> **RECORDS FOR THE TASK**:
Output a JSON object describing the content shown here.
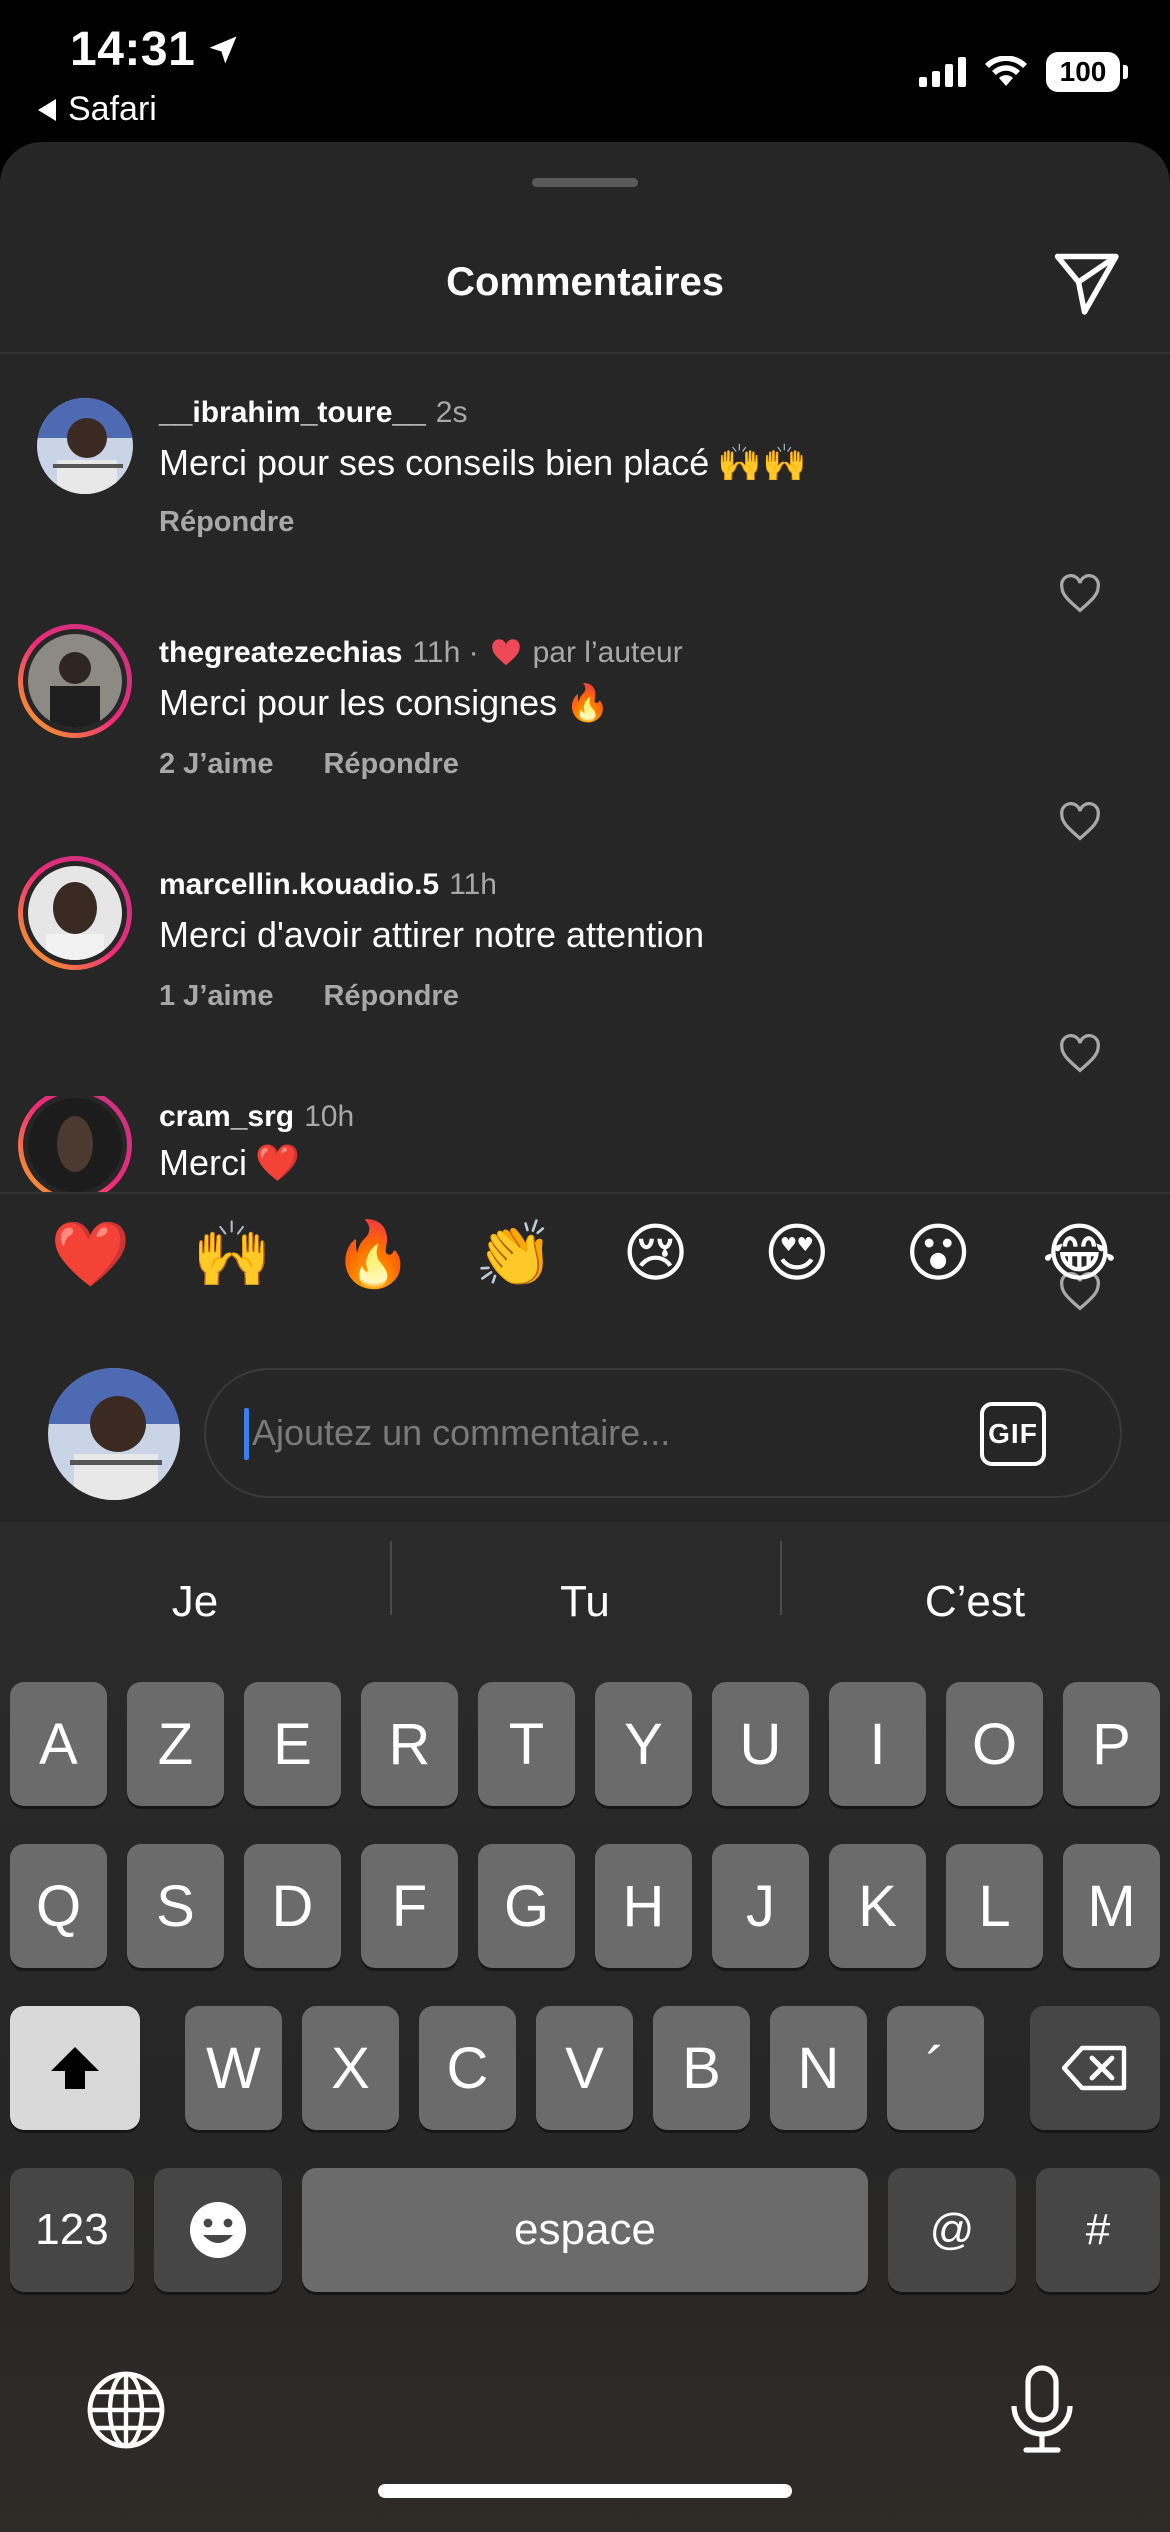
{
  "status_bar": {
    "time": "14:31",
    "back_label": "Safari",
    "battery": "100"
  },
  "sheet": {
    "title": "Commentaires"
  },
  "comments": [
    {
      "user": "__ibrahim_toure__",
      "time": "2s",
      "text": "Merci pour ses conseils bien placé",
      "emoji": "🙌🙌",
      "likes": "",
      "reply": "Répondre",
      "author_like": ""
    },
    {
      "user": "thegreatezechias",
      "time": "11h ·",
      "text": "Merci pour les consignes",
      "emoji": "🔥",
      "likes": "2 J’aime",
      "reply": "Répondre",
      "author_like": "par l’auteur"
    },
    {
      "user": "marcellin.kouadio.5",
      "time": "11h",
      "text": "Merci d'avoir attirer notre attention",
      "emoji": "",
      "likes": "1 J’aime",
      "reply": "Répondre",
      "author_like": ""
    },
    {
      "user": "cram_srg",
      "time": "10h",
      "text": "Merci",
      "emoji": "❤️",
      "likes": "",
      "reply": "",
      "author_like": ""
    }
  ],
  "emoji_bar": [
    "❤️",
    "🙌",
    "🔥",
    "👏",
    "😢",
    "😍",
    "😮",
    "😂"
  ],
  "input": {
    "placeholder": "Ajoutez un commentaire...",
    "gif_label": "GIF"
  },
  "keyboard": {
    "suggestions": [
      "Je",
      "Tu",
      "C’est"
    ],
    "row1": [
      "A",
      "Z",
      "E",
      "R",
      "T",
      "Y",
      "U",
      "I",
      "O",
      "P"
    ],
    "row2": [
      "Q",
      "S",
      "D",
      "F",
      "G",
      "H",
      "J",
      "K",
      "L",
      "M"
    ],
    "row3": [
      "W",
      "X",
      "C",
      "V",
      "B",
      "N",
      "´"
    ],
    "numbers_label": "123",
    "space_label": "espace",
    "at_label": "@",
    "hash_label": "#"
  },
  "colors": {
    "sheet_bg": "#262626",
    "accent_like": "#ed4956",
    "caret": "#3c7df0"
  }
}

> **EXERCISE REQUIREMENTS**:
From the records above, copy every line that holds the word "Merci".

> **TASK OUTPUT**:
      "text": "Merci pour ses conseils bien placé",
      "text": "Merci pour les consignes",
      "text": "Merci d'avoir attirer notre attention",
      "text": "Merci",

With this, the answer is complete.